* **DIRECTION**
In the listing below, find every line containing "Зарплата" and copy it out.

* **THE INPUT**
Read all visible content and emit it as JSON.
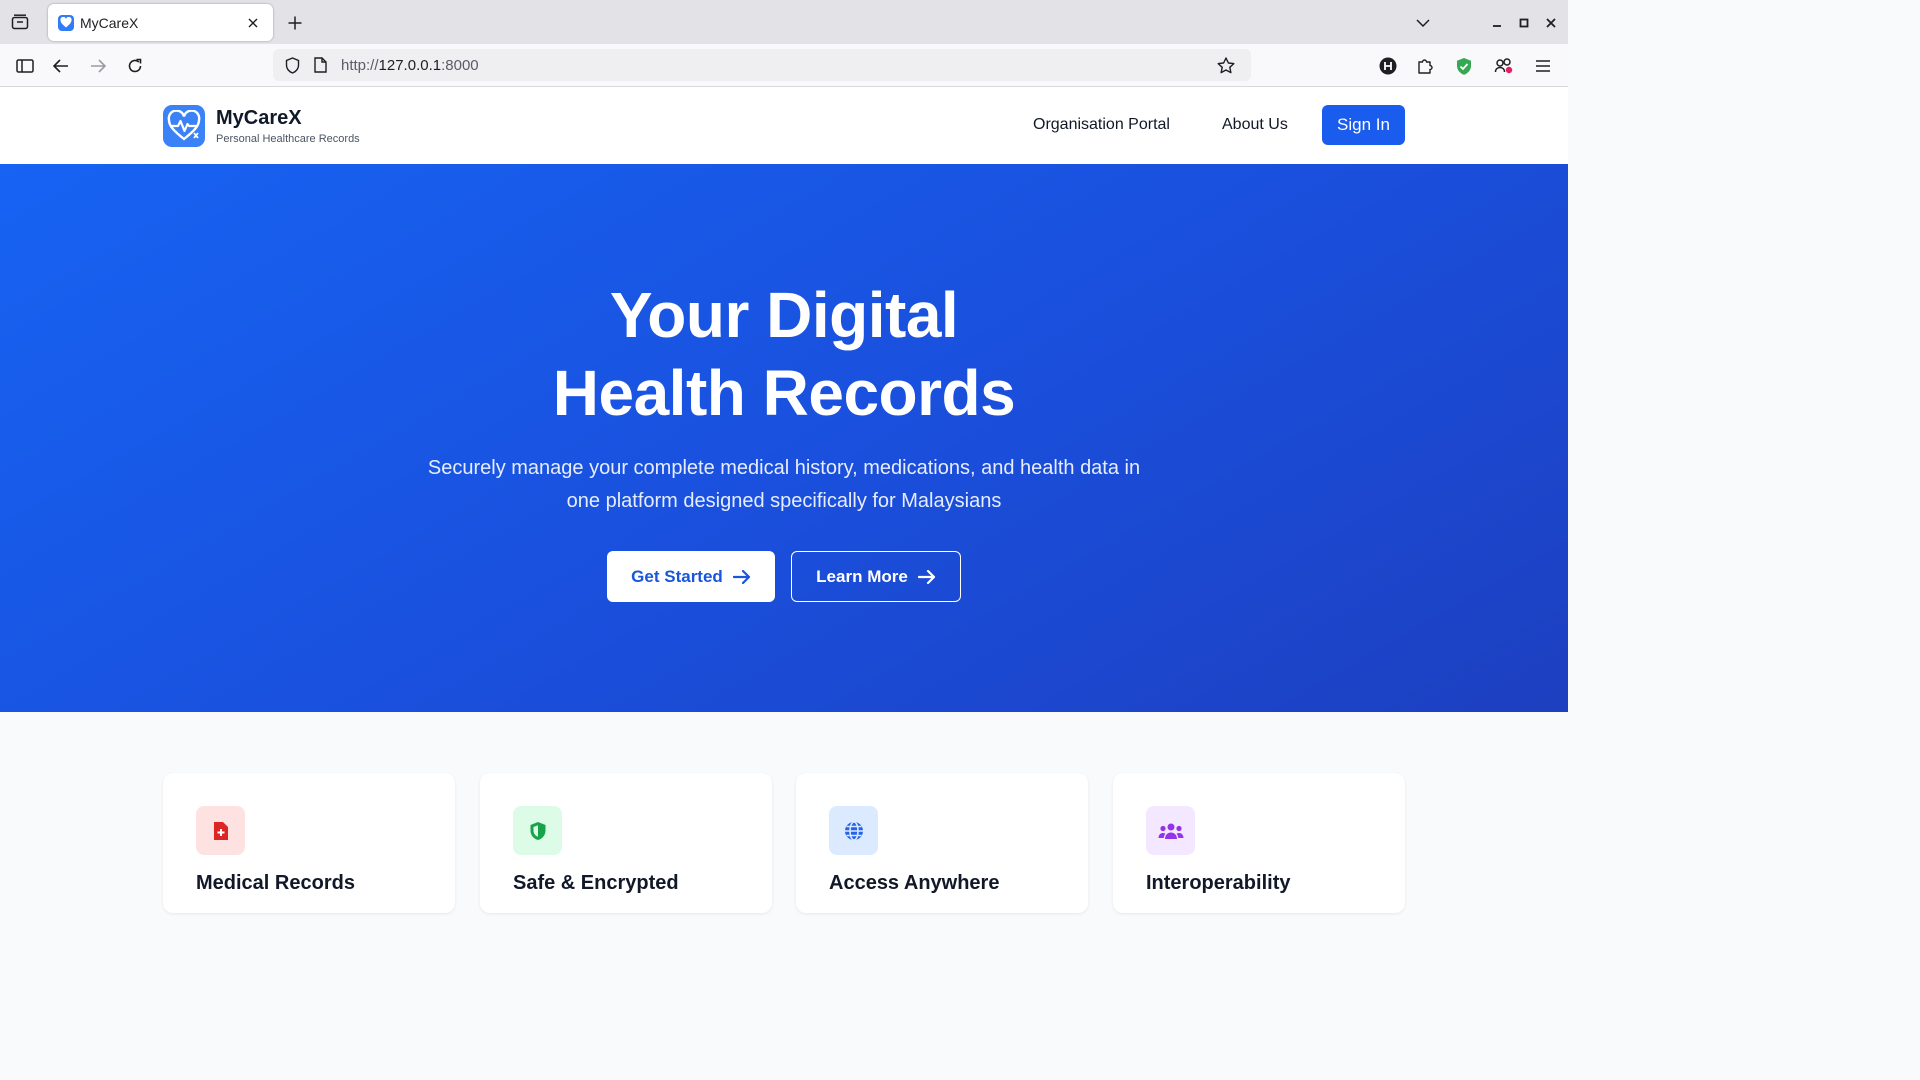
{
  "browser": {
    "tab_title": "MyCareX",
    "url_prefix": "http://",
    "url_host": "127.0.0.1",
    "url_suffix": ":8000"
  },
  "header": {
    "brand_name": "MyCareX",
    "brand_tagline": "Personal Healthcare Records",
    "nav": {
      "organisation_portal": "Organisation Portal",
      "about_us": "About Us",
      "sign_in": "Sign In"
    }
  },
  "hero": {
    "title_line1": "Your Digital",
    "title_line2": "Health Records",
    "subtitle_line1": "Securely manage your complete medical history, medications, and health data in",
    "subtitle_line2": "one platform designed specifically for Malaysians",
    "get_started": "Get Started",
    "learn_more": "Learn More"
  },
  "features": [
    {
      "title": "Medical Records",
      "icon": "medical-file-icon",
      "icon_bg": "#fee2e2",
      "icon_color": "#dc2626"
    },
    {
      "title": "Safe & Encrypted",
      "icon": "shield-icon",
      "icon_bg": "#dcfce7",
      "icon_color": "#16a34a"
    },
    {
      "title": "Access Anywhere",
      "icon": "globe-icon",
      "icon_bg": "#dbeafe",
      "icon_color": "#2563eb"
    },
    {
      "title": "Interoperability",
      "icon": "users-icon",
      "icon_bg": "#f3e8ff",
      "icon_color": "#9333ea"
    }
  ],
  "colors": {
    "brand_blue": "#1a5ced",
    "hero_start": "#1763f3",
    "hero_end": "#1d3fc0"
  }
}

==

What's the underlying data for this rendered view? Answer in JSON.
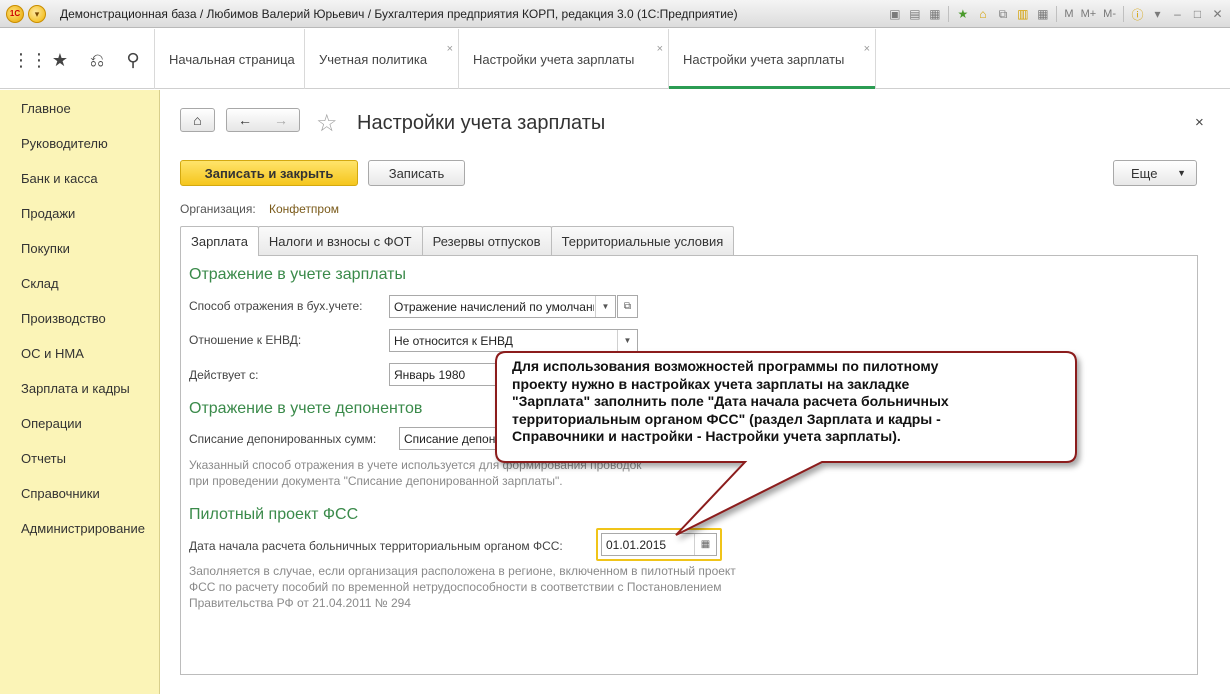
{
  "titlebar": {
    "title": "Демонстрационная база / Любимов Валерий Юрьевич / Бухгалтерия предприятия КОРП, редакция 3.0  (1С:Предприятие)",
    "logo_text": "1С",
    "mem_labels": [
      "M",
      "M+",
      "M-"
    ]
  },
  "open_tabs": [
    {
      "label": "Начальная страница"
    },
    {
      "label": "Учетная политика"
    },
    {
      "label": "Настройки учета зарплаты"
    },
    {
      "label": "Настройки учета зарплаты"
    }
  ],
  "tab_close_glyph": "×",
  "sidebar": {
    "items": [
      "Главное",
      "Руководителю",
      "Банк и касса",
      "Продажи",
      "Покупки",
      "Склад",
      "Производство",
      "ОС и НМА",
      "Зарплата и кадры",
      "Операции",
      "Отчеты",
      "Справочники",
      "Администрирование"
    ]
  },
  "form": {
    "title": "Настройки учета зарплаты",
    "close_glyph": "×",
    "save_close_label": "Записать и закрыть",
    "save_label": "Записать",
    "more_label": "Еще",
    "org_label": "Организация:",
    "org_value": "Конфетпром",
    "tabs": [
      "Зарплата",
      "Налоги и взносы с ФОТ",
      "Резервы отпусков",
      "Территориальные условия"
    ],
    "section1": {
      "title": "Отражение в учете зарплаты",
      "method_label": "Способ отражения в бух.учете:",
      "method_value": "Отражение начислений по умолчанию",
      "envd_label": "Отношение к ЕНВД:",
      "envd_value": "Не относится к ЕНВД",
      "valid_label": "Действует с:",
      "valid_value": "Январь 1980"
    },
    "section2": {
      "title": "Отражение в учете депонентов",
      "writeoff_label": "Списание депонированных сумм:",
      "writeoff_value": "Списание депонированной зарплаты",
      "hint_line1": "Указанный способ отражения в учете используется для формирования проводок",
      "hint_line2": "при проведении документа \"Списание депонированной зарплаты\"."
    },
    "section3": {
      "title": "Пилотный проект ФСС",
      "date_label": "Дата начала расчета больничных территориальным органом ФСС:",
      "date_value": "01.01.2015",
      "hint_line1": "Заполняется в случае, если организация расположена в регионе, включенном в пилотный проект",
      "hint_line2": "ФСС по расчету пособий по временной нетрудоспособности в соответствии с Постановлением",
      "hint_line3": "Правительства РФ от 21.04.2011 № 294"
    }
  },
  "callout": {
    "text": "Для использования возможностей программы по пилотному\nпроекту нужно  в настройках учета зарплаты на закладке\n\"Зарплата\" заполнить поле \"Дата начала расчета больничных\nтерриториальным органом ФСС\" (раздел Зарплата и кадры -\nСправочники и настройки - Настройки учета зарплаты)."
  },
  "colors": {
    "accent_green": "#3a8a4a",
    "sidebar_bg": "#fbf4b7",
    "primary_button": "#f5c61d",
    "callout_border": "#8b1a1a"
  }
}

* * *

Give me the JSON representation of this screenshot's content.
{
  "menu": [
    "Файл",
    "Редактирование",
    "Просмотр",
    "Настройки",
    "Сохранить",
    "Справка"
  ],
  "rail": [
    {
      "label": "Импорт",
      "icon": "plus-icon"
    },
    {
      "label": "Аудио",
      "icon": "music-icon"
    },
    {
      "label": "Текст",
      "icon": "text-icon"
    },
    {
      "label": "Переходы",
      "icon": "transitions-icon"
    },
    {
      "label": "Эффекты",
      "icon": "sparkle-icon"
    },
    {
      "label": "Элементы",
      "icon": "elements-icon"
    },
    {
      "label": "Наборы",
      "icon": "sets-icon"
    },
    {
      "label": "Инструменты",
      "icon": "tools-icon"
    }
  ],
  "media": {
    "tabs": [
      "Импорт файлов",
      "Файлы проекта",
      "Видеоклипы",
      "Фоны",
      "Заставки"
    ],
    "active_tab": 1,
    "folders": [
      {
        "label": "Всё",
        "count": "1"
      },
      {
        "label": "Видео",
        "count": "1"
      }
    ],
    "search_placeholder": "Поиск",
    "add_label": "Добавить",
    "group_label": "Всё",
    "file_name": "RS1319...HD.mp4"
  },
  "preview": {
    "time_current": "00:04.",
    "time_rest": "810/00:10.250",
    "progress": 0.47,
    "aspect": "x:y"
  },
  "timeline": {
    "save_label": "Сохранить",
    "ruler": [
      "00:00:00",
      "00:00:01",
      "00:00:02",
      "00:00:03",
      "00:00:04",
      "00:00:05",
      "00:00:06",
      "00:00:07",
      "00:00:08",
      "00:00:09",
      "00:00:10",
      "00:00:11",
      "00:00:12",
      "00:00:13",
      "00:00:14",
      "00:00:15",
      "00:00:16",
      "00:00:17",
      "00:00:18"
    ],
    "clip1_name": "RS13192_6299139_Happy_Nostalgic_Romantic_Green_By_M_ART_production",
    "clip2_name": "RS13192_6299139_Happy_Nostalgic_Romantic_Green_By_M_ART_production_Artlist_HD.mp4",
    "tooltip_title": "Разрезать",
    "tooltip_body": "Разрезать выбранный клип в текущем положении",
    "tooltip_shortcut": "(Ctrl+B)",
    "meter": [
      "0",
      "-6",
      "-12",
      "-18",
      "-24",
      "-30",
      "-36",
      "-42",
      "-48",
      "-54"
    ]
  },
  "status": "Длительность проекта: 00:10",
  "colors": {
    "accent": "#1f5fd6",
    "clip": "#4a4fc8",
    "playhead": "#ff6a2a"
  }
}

* **COMPLETE OUTPUT**
      "Зарплата и кадры",
      "Зарплата",
    "text": "Для использования возможностей программы по пилотному\nпроекту нужно  в настройках учета зарплаты на закладке\n\"Зарплата\" заполнить поле \"Дата начала расчета больничных\nтерриториальным органом ФСС\" (раздел Зарплата и кадры -\nСправочники и настройки - Настройки учета зарплаты)."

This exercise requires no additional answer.